[BEGIN]
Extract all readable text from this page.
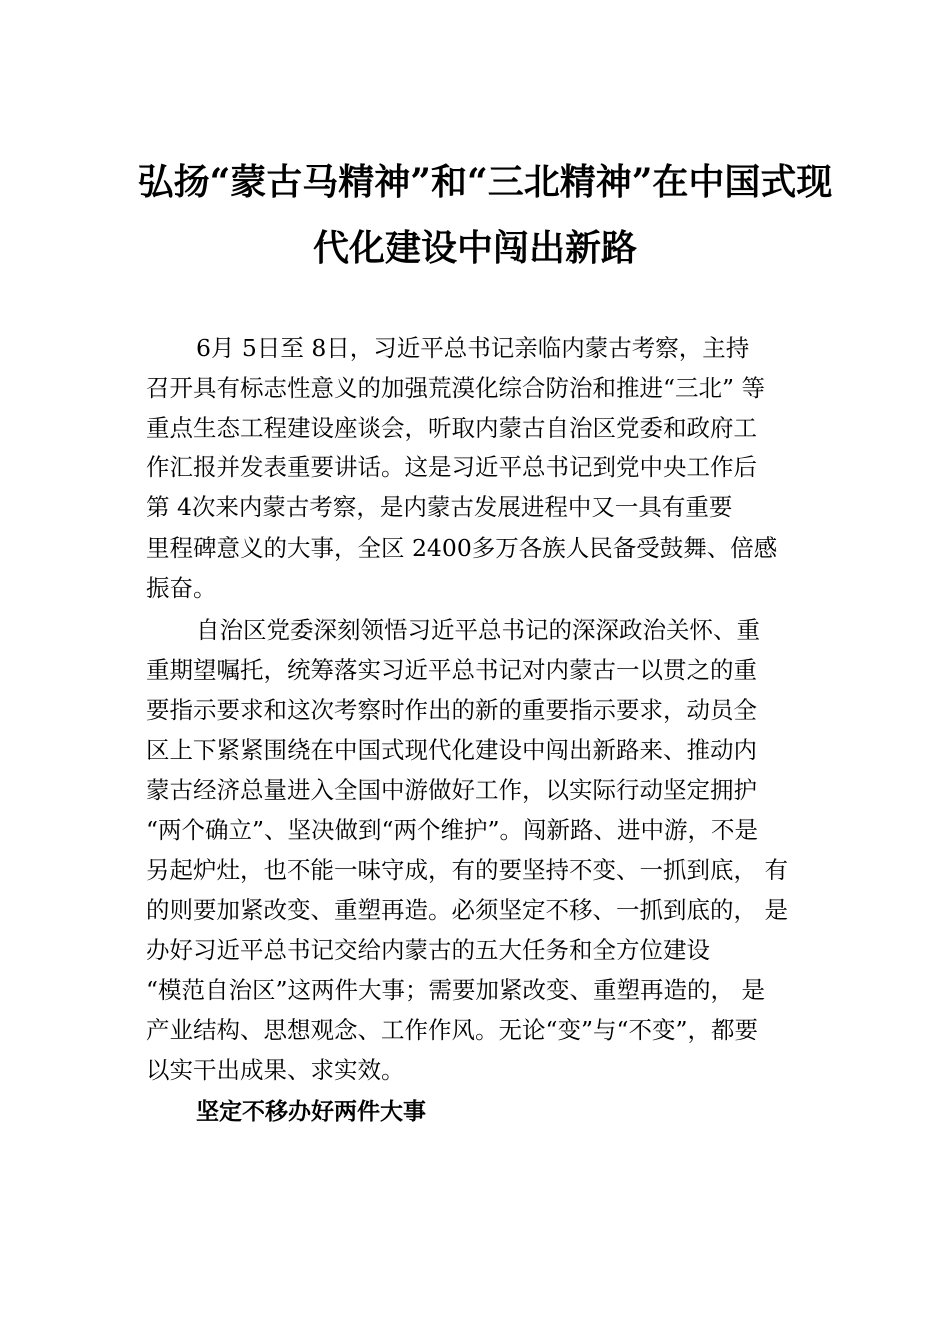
弘扬“蒙古马精神”和“三北精神”在中国式现
代化建设中闯出新路
6月 5日至 8日，习近平总书记亲临内蒙古考察，主持
召开具有标志性意义的加强荒漠化综合防治和推进“三北” 等
重点生态工程建设座谈会，听取内蒙古自治区党委和政府工
作汇报并发表重要讲话。这是习近平总书记到党中央工作后
第 4次来内蒙古考察，是内蒙古发展进程中又一具有重要
里程碑意义的大事，全区 2400多万各族人民备受鼓舞、倍感
振奋。
自治区党委深刻领悟习近平总书记的深深政治关怀、重
重期望嘱托，统筹落实习近平总书记对内蒙古一以贯之的重
要指示要求和这次考察时作出的新的重要指示要求，动员全
区上下紧紧围绕在中国式现代化建设中闯出新路来、推动内
蒙古经济总量进入全国中游做好工作，以实际行动坚定拥护
“两个确立”、坚决做到“两个维护”。闯新路、进中游，不是
另起炉灶，也不能一味守成，有的要坚持不变、一抓到底， 有
的则要加紧改变、重塑再造。必须坚定不移、一抓到底的， 是
办好习近平总书记交给内蒙古的五大任务和全方位建设
“模范自治区”这两件大事；需要加紧改变、重塑再造的， 是
产业结构、思想观念、工作作风。无论“变”与“不变”，都要
以实干出成果、求实效。
坚定不移办好两件大事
[END]
_What is asked:_
Transcribe each line above verbatim, with the pictures left out.

_Reply:_
Extract all readable text from this page.
弘扬“蒙古马精神”和“三北精神”在中国式现
代化建设中闯出新路
6月 5日至 8日，习近平总书记亲临内蒙古考察，主持
召开具有标志性意义的加强荒漠化综合防治和推进“三北” 等
重点生态工程建设座谈会，听取内蒙古自治区党委和政府工
作汇报并发表重要讲话。这是习近平总书记到党中央工作后
第 4次来内蒙古考察，是内蒙古发展进程中又一具有重要
里程碑意义的大事，全区 2400多万各族人民备受鼓舞、倍感
振奋。
自治区党委深刻领悟习近平总书记的深深政治关怀、重
重期望嘱托，统筹落实习近平总书记对内蒙古一以贯之的重
要指示要求和这次考察时作出的新的重要指示要求，动员全
区上下紧紧围绕在中国式现代化建设中闯出新路来、推动内
蒙古经济总量进入全国中游做好工作，以实际行动坚定拥护
“两个确立”、坚决做到“两个维护”。闯新路、进中游，不是
另起炉灶，也不能一味守成，有的要坚持不变、一抓到底， 有
的则要加紧改变、重塑再造。必须坚定不移、一抓到底的， 是
办好习近平总书记交给内蒙古的五大任务和全方位建设
“模范自治区”这两件大事；需要加紧改变、重塑再造的， 是
产业结构、思想观念、工作作风。无论“变”与“不变”，都要
以实干出成果、求实效。
坚定不移办好两件大事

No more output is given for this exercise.